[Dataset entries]
--------------------------------

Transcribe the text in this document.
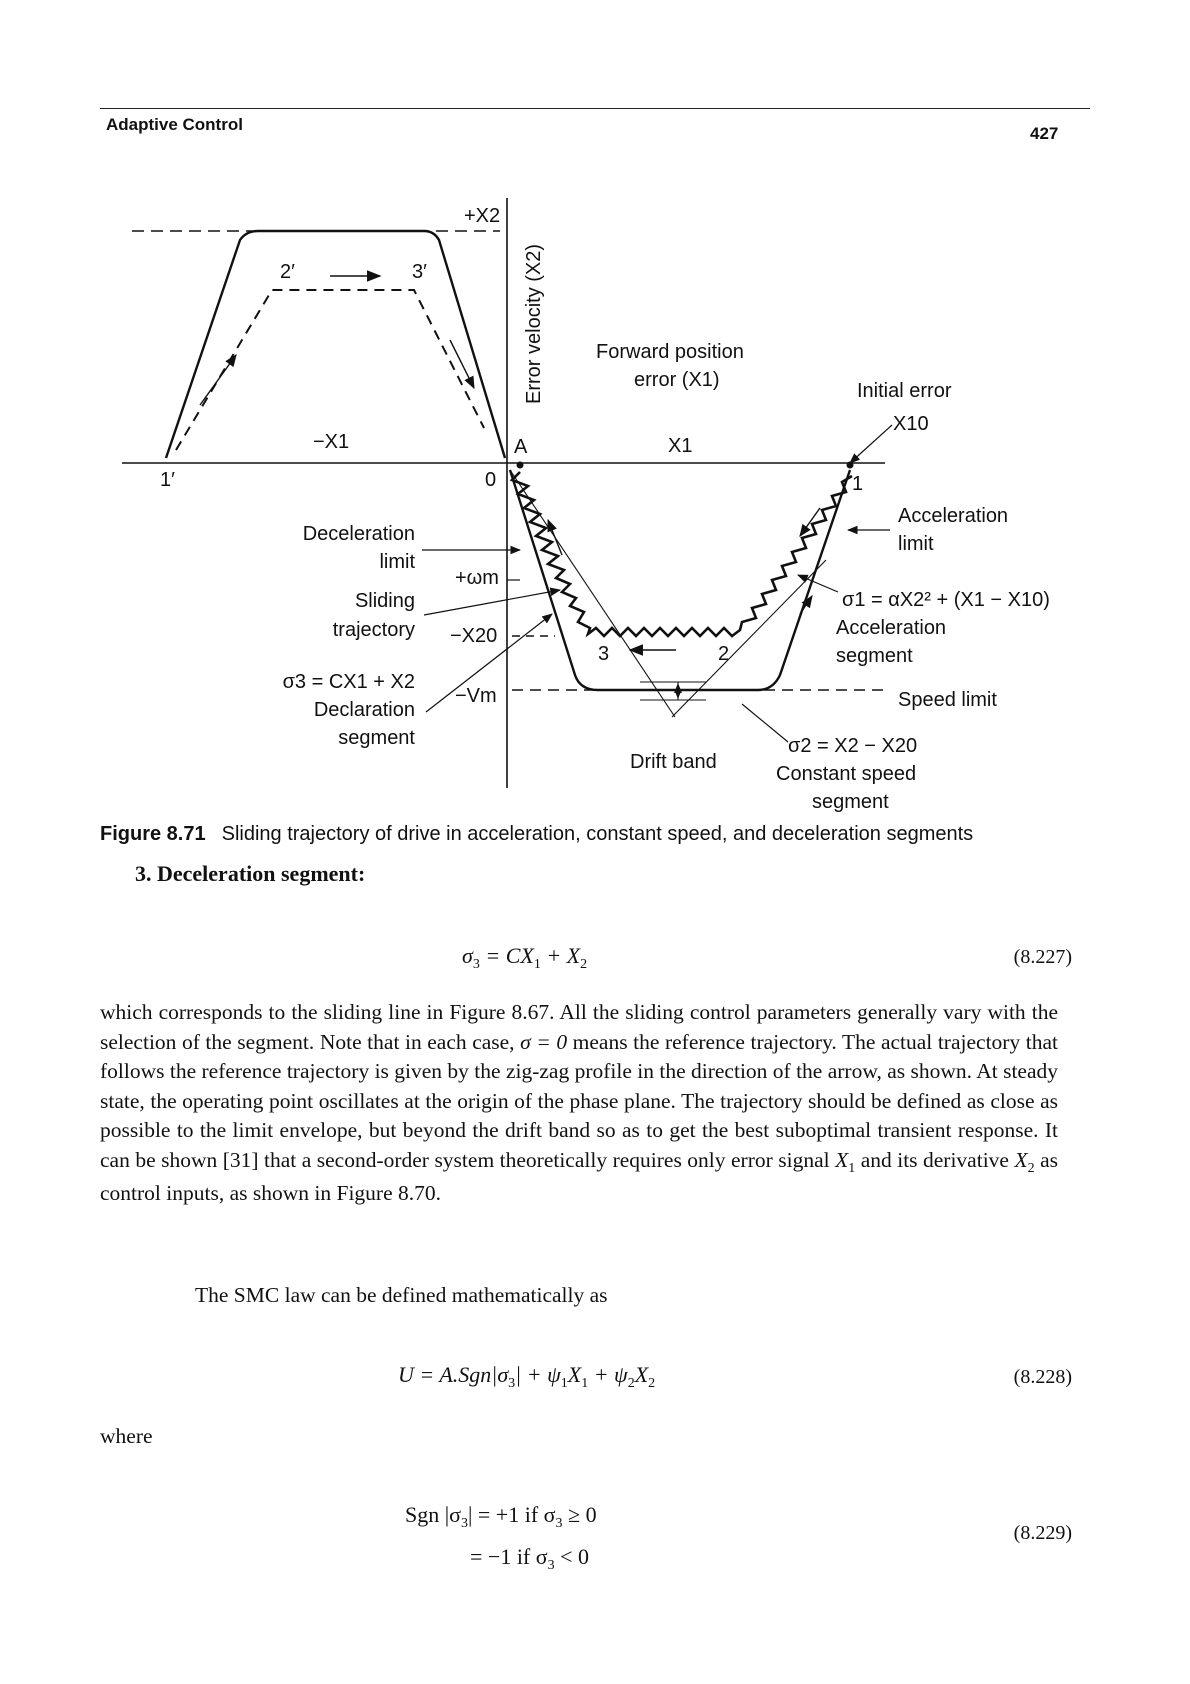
Adaptive Control	427
+X2
Error velocity (X2)	Forward position
error (X1)	Initial error
X10
−X1	X1
A
0	1
1′
2′	3′
3	2
Deceleration
limit
+ωm
Sliding
trajectory −X20
σ3 = CX1 + X2
Declaration
segment
−Vm
Acceleration
limit
σ1 = αX2² + (X1 − X10)
Acceleration
segment
Speed limit
Drift band
σ2 = X2 − X20
Constant speed
segment
Figure 8.71 Sliding trajectory of drive in acceleration, constant speed, and deceleration segments
3. Deceleration segment:
$\sigma_3 = CX_1 + X_2$	(8.227)
which corresponds to the sliding line in Figure 8.67. All the sliding control parameters generally vary with the selection of the segment. Note that in each case, σ = 0 means the reference trajectory. The actual trajectory that follows the reference trajectory is given by the zig-zag profile in the direction of the arrow, as shown. At steady state, the operating point oscillates at the origin of the phase plane. The trajectory should be defined as close as possible to the limit envelope, but beyond the drift band so as to get the best suboptimal transient response. It can be shown [31] that a second-order system theoretically requires only error signal $X_1$ and its derivative $X_2$ as control inputs, as shown in Figure 8.70.
The SMC law can be defined mathematically as
$U = A.Sgn|\sigma_3| + \psi_1X_1 + \psi_2X_2$	(8.228)
where
Sgn $|\sigma_3| = +1$ if $\sigma_3 \ge 0$
= −1 if $\sigma_3 < 0$
(8.229)
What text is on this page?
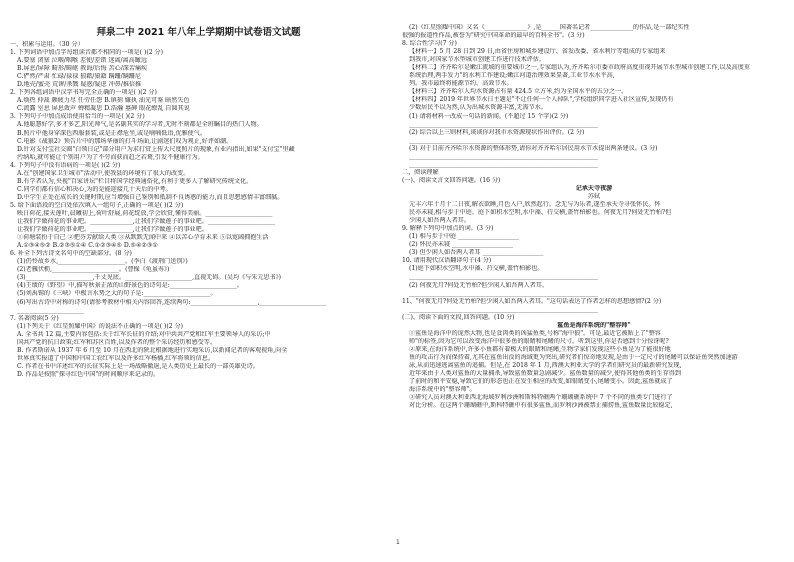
拜泉二中 2021 年八年上学期期中试卷语文试题
一、积累与运用。（30 分）
1. 下列词语中加点字每组读音都不相同的一项是( )(2 分)
A.要塞 闭塞 泣咽/咽喉 差使/差错 迷离/离高瞰远
B.屏息/屏障 畸形/畸岖 教诲/后悔 苦心/深苦痛疾
C.俨然/严肃 忙碌/禄禄 狼藉/狼籍 蹒跚/蹒跚尼
D.地壳/蜜壳 荒谬/杀戮 疑惑/疑虑 冲鼻/推倍推
2. 下列各组词语中汉字书写完全正确的一项是( )(2 分)
A.焕热 仲裁 颇疲力尽 任劳任怨 B.镇刻 嫌执 油光可鉴 暗然失色
C.流露 室息 屏息敛声 蝉精凝思 D.浩瀚 墓碑 眼花缭乱 自圆其说
3. 下列句子中加点成语使用恰当的一项是( )(2 分)
A.他聪慧好学,多才多艺,阳光帅气,是名副其实的学习者,无时不刻都是全班瞩目的热门人物。
B.照片中他身穿深色西服套装,或是正襟危坐,或是喃喃低语,优雅使气。
C.电影《战狼2》预告片中的那场华丽的打斗场面,让剧迷们叹为观止,好评如潮。
D.针对支付宝社交圈"白领日记"部分用户为求打赏上传大尺度照片的现象,有业内指出,如果"支付宝"里藏
污纳垢,就可能让个别用户为了不劳而获而趋之若鹜,引发不健康行为。
4. 下列句子中没有语病的一项是( )(2 分)
A.在"创建国家卫生城市"活动中,使我县的环境有了很大的改变。
B.有学者认为,央视"百家讲坛"栏目将国学经典通俗化,有利于更多人了解研究传统文化。
C.同学们都有信心和决心,为的是能迎接几十天后的中考。
D.中学生正处在成长的关键时期,应当增强自己鉴别和抵制不良诱惑的能力,而且思想感情丰富细腻。
5. 给下面语段的空白处依次填入一组句子,正确的一项是( )(2 分)
映日荷花,接天莲叶,晨曦初上,荷叶舒展,荷花绽放,学会欣赏,懂得美丽。______________________
让我们学做荷花的事业吧。______________,让我们学做莲子的事业吧。______________________
让我们学做荷花的事业吧。______________,让我们学做莲子的事业吧。
①荷塘装扮于自己 ②把芬芳献给人类 ③从默默无闻中来 ④以苦心孕育未来 ⑤以宽阔拥抱生活
A.①③④⑤② B.②③⑤①④ C.①②③④⑤ D.⑤④②③①
6. 补全下列古诗文名句中的空缺部分。(8 分)
(1)仍怜故乡水,______________________。(李白《渡荆门送别》)
(2)老骥伏枥,______________________。(曹操《龟虽寿》)
(3)______________________,千丈见底。______________________,直视无碍。(吴均《与朱元思书》)
(4)王绩的《野望》中,描写秋景正浓的山野景色的诗句是:______________________。
(5)刘禹锡的《三峡》中极言水势之大的句子是:______________________。
(6)写出古诗中对称的诗句(请参考教材中相关内容回答,连续两句:______________________,______________________
______________________
7. 名著阅读(5 分)
(1)下列关于《红星照耀中国》的说法不正确的一项是( )(2 分)
A. 全书共 12 篇,主要内容包括:关于红军长征的介绍;对中共共产党和红军主要领导人的采访;中
国共产党的抗日政策;红军和苏区百姓,以及作者的整个采访经历和感受等。
B. 作者斯诺从 1937 年 6 月至 10 月在西北的陕北根据地进行实地采访,以新闻记者的客观视角,向全
世界真实报道了中国和中国工农红军以及许多红军杨插,红军将领的信息。
C. 作者在书中详述红军的长征实际上是一场战略撤退,是人类历史上最长的一部英雄史诗。
D. 作品是按照"探寻红色中国"的时间顺序来记录的。
(2)《红星照耀中国》又名《______________》,是______国著名记者______________的作品,是一部纪实性
很强的报道性作品,被誉为"研究中国革命的最早的百科全书"。(3 分)
8. 综合性学习(7 分)
【材料一】5 月 28 日到 29 日,由省住房和城乡建设厅、省发改委、省水利厅等组成的专家组来
到我市,对国家节水型城市创建工作进行技术评估。
【材料二】齐齐哈尔是嫩江流域的重要城市之一,专家组认为,齐齐哈尔市委市政府高度重视开展节水型城市创建工作,以及高度重
系统治理,两手发力"的水利工作建设;嫩江河道治理效果显著,工业节水水平高,
列。我市最终将能源节约、高效节水。
【材料三】齐齐哈尔人均水资源占有量 424.5 立方米,约为全国水平的五分之一。
【材料四】2019 年世界节水日主题是"不让任何一个人掉队",学校组织同学进入社区宣传,发现仍有
少数居民不以为然,认为出城水资源丰富,无需节水。
(1) 请将材料一改成一句话的新闻。(不超过 15 个字)(2 分)
______________________________________________________________
(2) 综合以上三则材料,谈谈你对我市水资源现状作出评价。(2 分)
______________________________________________________________
(3) 对于目前齐齐哈尔水资源的整体形势,请你对齐齐哈尔居民用水节水提出两条建议。(3 分)
______________________________________________________________
______________________________________________________________
二、阅读理解
(一)、阅读文言文回答问题。(16 分)
记承天寺夜游
苏轼
元丰六年十月十二日夜,解衣欲睡,月色入户,欣然起行。念无与为乐者,遂至承天寺寻张怀民。怀
民亦未寝,相与步于中庭。庭下如积水空明,水中藻、荇交横,盖竹柏影也。何夜无月?何处无竹柏?但
少闲人如吾两人者耳。
9. 解释下列句中加点的词。(3 分)
(1) 相与步于中庭 ____________________
(2) 怀民亦未寝 ____________________
(3) 但少闲人如吾两人者耳 ____________________
10. 请用现代汉语翻译句子(4 分)
(1)庭下如积水空明,水中藻、荇交横,盖竹柏影也。
______________________________________________________________
(2) 何夜无月?何处无竹柏?但少闲人如吾两人者耳。
______________________________________________________________
11、"何夜无月?何处无竹柏?但少闲人如吾两人者耳。"这句话表达了作者怎样的思想感情?(2 分)
______________________________________________________________
(二)、阅读下面的文段,回答问题。(10 分)
鲨鱼是海洋系统的"整容师"
①鲨鱼是海洋中的庞然大物,也是食肉类的凶猛鱼类,号称"海中狼"。可是,最近它被贴上了"整容
师"的标签,因为它可以改变海洋中很多鱼的眼睛和尾鳍的尺寸。听到这里,你是否感到十分惊讶呢?
②原来,在海洋系统中,许多小鱼都有着极大的眼睛和尾鳍,生物学家们发现这些小鱼是为了能很好地
鱼的攻击行为而保持着,尤其在鲨鱼出没的海域更为突出,研究者们惊奇地发现,是由于一定尺寸的尾鳍可以保证鱼突然加速游
泳,从而迅速逃离鲨鱼的追捕。但是,在 2018 年 1 月,西澳大利亚大学的学者们研究员的最新研究发现,
近年来由于人类对鲨鱼的大量捕杀,导致鲨鱼数量急剧减少。鲨鱼数量的减少,使得其他鱼类的生存得到
了前时的和平安稳,导致它们的形态也正在发生相应的改变,如眼睛变小,尾鳍变小。因此,鲨鱼就成了
海洋系统中的"整容师"。
③研究人员对澳大利亚西北海域罗利沙洲和斯科特礁两个珊瑚礁系统中 7 个不同的鱼类专门进行了
对比分析。在这两个珊瑚礁中,斯科特礁中有很多鲨鱼,而罗利沙洲被禁止捕捞鱼,鲨鱼数量比较稳定,
1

--------------------------------

• _OBJECTIVE_: Write out each line of the data that holds the string "trajectory".

• _RESPONSE TO THIS TASK_:
trajectory −X20
Figure 8.71 Sliding trajectory of drive in acceleration, constant speed, and deceleration segments
which corresponds to the sliding line in Figure 8.67. All the sliding control parameters generally vary with the selection of the segment. Note that in each case, σ = 0 means the reference trajectory. The actual trajectory that follows the reference trajectory is given by the zig-zag profile in the direction of the arrow, as shown. At steady state, the operating point oscillates at the origin of the phase plane. The trajectory should be defined as close as possible to the limit envelope, but beyond the drift band so as to get the best suboptimal transient response. It can be shown [31] that a second-order system theoretically requires only error signal $X_1$ and its derivative $X_2$ as control inputs, as shown in Figure 8.70.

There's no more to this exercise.